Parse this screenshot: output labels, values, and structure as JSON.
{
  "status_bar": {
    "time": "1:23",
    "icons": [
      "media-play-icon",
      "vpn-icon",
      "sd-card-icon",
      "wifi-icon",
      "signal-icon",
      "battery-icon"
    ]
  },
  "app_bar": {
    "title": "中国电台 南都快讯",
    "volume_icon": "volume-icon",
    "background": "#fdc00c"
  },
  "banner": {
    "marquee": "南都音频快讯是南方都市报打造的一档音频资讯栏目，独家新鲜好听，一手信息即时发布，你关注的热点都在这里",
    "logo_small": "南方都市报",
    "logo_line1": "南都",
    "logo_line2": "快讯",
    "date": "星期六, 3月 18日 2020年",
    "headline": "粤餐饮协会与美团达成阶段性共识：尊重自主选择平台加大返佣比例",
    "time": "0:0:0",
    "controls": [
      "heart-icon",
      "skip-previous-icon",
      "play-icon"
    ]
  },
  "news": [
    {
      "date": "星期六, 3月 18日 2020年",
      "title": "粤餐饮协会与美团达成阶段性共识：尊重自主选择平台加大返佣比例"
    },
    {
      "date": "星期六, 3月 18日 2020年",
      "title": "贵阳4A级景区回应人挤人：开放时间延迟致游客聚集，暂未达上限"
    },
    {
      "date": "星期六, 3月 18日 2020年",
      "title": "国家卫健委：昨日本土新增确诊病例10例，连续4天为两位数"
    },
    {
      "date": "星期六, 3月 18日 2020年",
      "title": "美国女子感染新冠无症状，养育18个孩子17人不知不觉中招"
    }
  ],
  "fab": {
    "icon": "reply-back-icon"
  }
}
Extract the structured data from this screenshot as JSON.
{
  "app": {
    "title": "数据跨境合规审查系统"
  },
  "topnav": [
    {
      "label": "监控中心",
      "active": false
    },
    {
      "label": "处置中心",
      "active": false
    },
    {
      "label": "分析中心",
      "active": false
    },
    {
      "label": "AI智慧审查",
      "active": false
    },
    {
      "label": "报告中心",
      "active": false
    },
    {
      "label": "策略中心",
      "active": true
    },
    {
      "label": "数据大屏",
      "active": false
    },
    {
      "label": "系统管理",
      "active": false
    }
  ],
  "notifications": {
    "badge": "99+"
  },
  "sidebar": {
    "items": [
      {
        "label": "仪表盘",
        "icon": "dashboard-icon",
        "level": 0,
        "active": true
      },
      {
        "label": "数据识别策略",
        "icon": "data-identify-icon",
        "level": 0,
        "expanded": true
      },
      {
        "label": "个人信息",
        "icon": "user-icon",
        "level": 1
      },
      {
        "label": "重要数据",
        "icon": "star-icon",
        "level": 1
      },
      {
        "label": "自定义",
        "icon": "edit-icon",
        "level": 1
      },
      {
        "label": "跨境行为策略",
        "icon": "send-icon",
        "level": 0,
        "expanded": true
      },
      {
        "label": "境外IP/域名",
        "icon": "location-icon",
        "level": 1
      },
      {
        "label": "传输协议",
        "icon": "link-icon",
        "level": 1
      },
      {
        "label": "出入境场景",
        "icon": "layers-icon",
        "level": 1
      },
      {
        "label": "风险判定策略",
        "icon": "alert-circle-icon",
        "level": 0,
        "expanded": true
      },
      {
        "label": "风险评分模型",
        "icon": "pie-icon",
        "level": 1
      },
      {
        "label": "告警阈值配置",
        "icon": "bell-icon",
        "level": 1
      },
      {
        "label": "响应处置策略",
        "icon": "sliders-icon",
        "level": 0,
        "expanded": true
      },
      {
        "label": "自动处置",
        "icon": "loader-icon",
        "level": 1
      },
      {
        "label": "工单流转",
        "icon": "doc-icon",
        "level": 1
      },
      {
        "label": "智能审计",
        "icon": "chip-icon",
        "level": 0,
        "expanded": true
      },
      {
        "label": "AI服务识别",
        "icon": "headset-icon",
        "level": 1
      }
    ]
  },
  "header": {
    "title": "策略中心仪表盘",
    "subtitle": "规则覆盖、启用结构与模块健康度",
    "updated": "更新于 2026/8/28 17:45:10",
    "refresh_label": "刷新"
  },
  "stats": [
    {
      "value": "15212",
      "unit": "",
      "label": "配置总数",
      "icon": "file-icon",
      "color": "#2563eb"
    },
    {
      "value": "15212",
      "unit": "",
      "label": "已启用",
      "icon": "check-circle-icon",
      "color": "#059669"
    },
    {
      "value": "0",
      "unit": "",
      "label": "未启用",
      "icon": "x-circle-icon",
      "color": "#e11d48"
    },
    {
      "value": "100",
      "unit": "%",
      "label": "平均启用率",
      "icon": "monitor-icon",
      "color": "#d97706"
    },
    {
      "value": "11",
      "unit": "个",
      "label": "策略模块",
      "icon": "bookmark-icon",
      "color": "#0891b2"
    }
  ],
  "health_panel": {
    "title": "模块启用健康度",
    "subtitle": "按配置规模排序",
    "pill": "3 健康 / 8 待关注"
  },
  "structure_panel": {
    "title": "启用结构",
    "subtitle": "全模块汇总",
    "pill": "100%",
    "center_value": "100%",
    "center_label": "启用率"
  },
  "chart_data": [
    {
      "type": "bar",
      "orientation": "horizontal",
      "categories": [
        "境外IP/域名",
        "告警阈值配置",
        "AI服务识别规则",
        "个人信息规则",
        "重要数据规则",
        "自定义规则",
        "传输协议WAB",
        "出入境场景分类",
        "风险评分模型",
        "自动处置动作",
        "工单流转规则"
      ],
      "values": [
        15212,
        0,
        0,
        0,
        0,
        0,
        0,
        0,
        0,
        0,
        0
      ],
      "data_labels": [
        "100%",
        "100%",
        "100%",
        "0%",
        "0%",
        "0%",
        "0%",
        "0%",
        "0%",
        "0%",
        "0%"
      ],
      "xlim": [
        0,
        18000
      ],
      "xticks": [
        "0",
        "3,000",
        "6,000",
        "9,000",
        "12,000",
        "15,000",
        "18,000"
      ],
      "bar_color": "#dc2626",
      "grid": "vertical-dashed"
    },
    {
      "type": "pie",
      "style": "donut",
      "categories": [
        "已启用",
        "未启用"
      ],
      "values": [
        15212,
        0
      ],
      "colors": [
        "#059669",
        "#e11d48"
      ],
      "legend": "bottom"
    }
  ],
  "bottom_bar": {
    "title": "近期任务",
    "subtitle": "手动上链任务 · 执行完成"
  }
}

◆ ◆ ◆

Goal
Pick out all lines from the data above in which the word "JSON" appears.

The result
Parse this screenshot: output labels, values, and structure as JSON.
Extract the structured data from this screenshot as JSON.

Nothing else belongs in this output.